What the task asks:
Using the entries that follow, collect the lines where the word "Assist" appears.

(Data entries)
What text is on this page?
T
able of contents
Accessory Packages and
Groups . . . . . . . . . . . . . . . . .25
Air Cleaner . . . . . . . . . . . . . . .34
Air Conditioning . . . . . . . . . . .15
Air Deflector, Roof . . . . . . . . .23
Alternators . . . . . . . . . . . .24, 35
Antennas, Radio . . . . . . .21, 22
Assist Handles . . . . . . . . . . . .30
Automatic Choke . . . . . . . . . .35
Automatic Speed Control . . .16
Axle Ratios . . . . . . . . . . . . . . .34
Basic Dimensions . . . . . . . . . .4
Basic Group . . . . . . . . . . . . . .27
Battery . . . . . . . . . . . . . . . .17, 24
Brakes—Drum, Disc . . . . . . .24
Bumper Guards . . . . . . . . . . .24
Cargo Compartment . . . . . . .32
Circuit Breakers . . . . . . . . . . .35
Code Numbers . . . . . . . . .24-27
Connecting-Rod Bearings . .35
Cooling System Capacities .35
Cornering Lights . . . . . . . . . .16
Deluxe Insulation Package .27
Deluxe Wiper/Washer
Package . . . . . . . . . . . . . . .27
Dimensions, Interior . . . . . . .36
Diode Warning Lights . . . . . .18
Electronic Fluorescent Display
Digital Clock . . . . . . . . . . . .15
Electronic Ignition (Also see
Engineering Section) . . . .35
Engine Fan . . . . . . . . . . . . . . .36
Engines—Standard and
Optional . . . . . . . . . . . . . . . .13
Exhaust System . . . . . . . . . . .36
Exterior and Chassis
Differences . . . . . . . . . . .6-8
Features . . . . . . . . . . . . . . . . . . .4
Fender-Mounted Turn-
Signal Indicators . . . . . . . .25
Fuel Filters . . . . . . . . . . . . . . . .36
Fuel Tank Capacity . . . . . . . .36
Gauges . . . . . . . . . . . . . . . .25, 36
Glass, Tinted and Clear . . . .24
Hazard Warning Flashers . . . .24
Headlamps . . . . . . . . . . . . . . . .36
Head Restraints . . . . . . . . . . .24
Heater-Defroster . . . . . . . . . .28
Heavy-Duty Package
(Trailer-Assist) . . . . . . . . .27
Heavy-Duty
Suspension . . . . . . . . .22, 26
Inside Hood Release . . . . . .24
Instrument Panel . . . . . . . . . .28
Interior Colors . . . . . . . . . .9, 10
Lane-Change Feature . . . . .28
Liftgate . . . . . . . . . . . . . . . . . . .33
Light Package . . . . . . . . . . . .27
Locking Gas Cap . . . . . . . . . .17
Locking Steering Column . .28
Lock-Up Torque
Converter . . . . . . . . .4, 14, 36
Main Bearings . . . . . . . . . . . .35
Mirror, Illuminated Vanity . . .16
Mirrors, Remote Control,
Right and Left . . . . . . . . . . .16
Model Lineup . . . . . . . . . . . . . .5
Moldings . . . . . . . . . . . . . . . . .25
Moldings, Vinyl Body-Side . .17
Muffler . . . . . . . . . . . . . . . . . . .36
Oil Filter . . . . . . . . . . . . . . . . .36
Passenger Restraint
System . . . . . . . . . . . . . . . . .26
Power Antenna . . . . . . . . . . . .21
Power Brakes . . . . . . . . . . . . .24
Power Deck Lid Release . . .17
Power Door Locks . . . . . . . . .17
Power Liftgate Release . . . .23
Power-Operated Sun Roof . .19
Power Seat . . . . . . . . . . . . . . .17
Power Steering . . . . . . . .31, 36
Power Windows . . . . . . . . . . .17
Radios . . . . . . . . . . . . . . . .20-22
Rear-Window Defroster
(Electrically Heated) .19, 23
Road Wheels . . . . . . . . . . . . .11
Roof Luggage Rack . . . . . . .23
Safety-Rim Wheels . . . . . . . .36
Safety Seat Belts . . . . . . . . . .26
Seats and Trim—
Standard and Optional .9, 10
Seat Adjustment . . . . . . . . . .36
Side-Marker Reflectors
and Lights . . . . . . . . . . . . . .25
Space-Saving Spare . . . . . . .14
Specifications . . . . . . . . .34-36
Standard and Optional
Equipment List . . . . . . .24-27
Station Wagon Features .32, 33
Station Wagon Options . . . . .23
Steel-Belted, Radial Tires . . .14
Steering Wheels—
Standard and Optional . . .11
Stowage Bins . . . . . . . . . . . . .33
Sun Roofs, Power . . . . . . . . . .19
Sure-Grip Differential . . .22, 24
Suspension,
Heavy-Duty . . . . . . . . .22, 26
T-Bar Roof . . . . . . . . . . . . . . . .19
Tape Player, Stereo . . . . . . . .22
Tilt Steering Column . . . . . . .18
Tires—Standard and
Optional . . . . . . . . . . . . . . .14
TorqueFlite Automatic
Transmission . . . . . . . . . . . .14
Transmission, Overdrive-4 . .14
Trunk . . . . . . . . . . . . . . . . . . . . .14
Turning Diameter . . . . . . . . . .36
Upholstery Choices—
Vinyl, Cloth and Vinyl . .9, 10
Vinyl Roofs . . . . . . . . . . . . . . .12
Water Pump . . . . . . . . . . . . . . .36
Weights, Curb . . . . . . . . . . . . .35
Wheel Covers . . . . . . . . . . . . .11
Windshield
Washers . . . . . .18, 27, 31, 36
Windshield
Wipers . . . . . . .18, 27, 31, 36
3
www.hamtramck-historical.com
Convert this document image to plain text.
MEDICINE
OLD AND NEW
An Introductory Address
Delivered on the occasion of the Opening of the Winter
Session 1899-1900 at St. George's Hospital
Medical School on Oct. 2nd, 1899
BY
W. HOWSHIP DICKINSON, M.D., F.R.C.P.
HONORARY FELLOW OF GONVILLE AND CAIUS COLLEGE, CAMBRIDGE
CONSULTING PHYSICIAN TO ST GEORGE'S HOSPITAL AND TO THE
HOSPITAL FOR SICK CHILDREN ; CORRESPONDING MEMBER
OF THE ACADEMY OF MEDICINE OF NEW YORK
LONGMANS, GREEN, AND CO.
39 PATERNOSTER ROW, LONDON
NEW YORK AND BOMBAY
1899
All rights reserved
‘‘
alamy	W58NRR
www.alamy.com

Answer to this task:
Assist Handles . . . . . . . . . . . .30
(Trailer-Assist) . . . . . . . . .27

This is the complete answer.